* **Exercise requirements**:
Find the lines holding the string "劳动合同法" in the data, then copy all of them.

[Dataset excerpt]
::::::::::

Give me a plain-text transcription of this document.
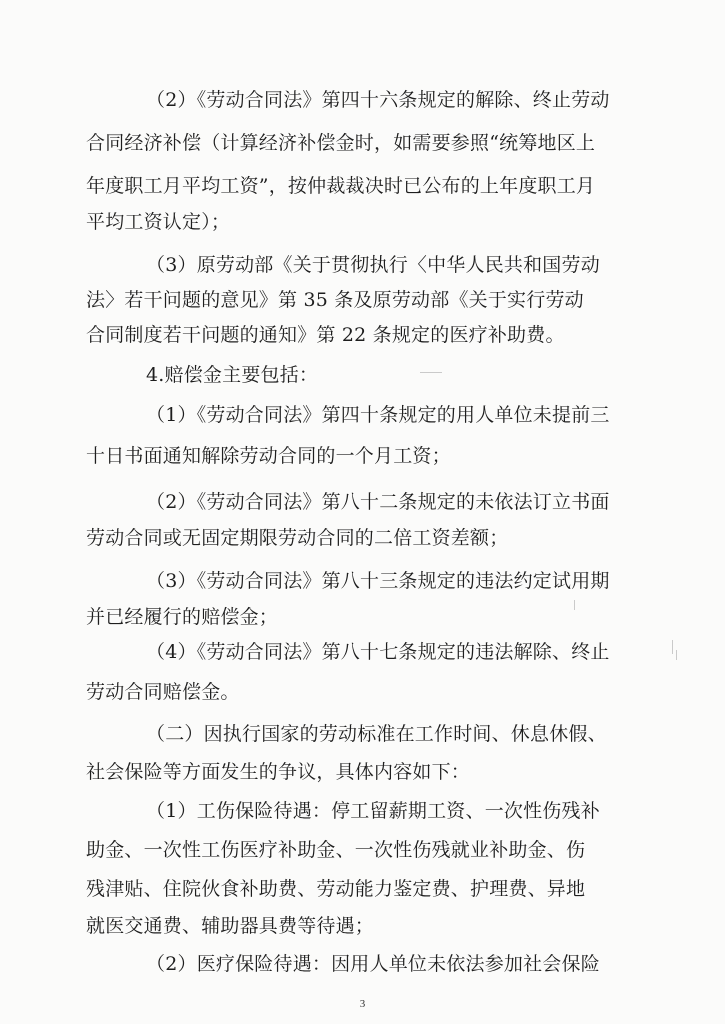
（2）《劳动合同法》第四十六条规定的解除、终止劳动
合同经济补偿（计算经济补偿金时，如需要参照“统筹地区上
年度职工月平均工资”，按仲裁裁决时已公布的上年度职工月
平均工资认定）；
（3）原劳动部《关于贯彻执行〈中华人民共和国劳动
法〉若干问题的意见》第 35 条及原劳动部《关于实行劳动
合同制度若干问题的通知》第 22 条规定的医疗补助费。
4.赔偿金主要包括：
（1）《劳动合同法》第四十条规定的用人单位未提前三
十日书面通知解除劳动合同的一个月工资；
（2）《劳动合同法》第八十二条规定的未依法订立书面
劳动合同或无固定期限劳动合同的二倍工资差额；
（3）《劳动合同法》第八十三条规定的违法约定试用期
并已经履行的赔偿金；
（4）《劳动合同法》第八十七条规定的违法解除、终止
劳动合同赔偿金。
（二）因执行国家的劳动标准在工作时间、休息休假、
社会保险等方面发生的争议，具体内容如下：
（1）工伤保险待遇：停工留薪期工资、一次性伤残补
助金、一次性工伤医疗补助金、一次性伤残就业补助金、伤
残津贴、住院伙食补助费、劳动能力鉴定费、护理费、异地
就医交通费、辅助器具费等待遇；
（2）医疗保险待遇：因用人单位未依法参加社会保险
3
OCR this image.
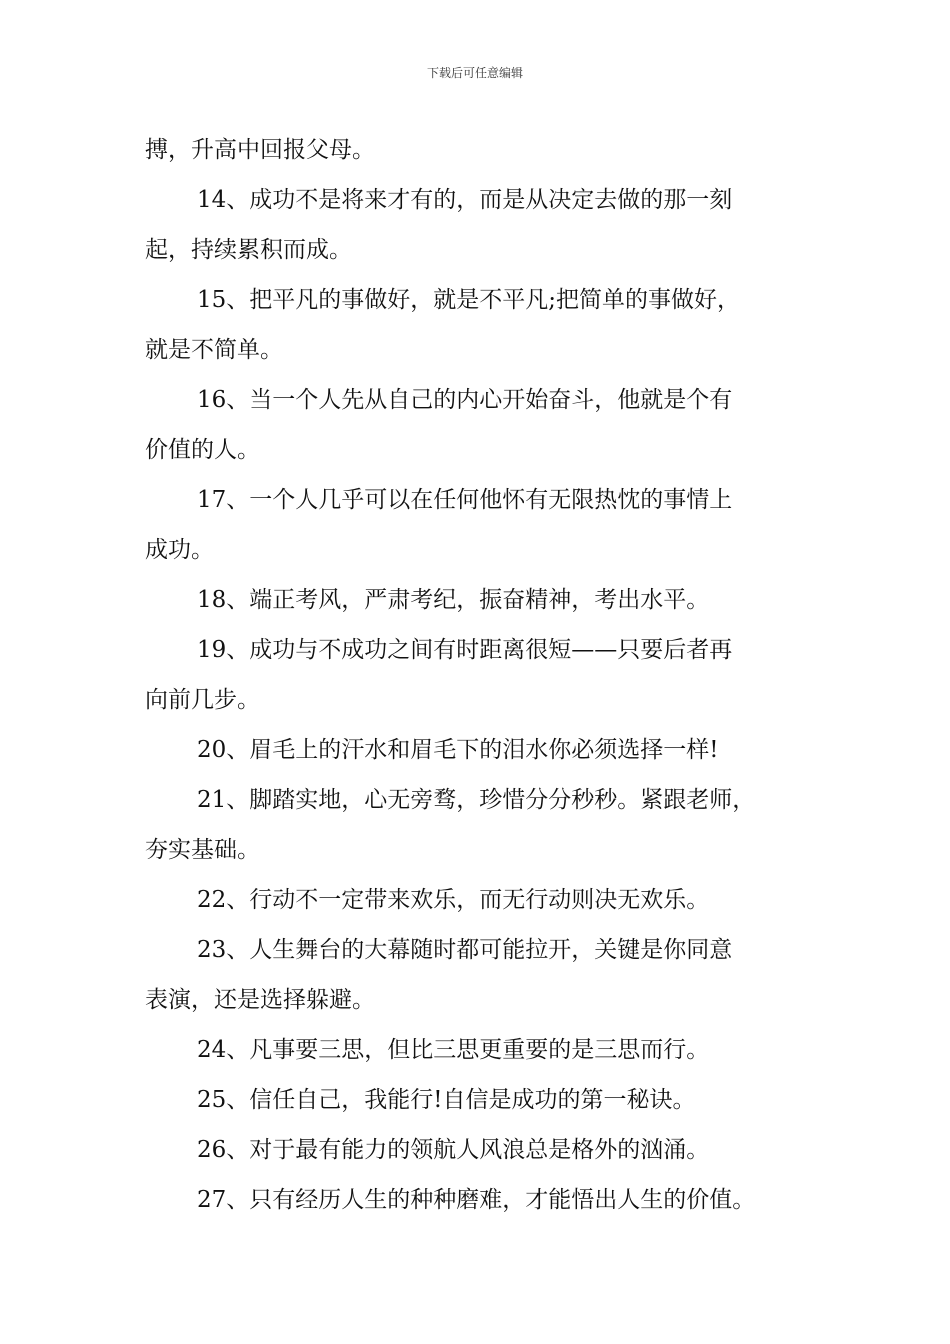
下载后可任意编辑

搏，升高中回报父母。

14、成功不是将来才有的，而是从决定去做的那一刻
起，持续累积而成。

15、把平凡的事做好，就是不平凡;把简单的事做好，
就是不简单。

16、当一个人先从自己的内心开始奋斗，他就是个有
价值的人。

17、一个人几乎可以在任何他怀有无限热忱的事情上
成功。

18、端正考风，严肃考纪，振奋精神，考出水平。

19、成功与不成功之间有时距离很短——只要后者再
向前几步。

20、眉毛上的汗水和眉毛下的泪水你必须选择一样!

21、脚踏实地，心无旁骛，珍惜分分秒秒。紧跟老师，
夯实基础。

22、行动不一定带来欢乐，而无行动则决无欢乐。

23、人生舞台的大幕随时都可能拉开，关键是你同意
表演，还是选择躲避。

24、凡事要三思，但比三思更重要的是三思而行。

25、信任自己，我能行!自信是成功的第一秘诀。

26、对于最有能力的领航人风浪总是格外的汹涌。

27、只有经历人生的种种磨难，才能悟出人生的价值。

::::::::::

* **Result**:
（2）《劳动合同法》第四十六条规定的解除、终止劳动
（1）《劳动合同法》第四十条规定的用人单位未提前三
（2）《劳动合同法》第八十二条规定的未依法订立书面
（3）《劳动合同法》第八十三条规定的违法约定试用期
（4）《劳动合同法》第八十七条规定的违法解除、终止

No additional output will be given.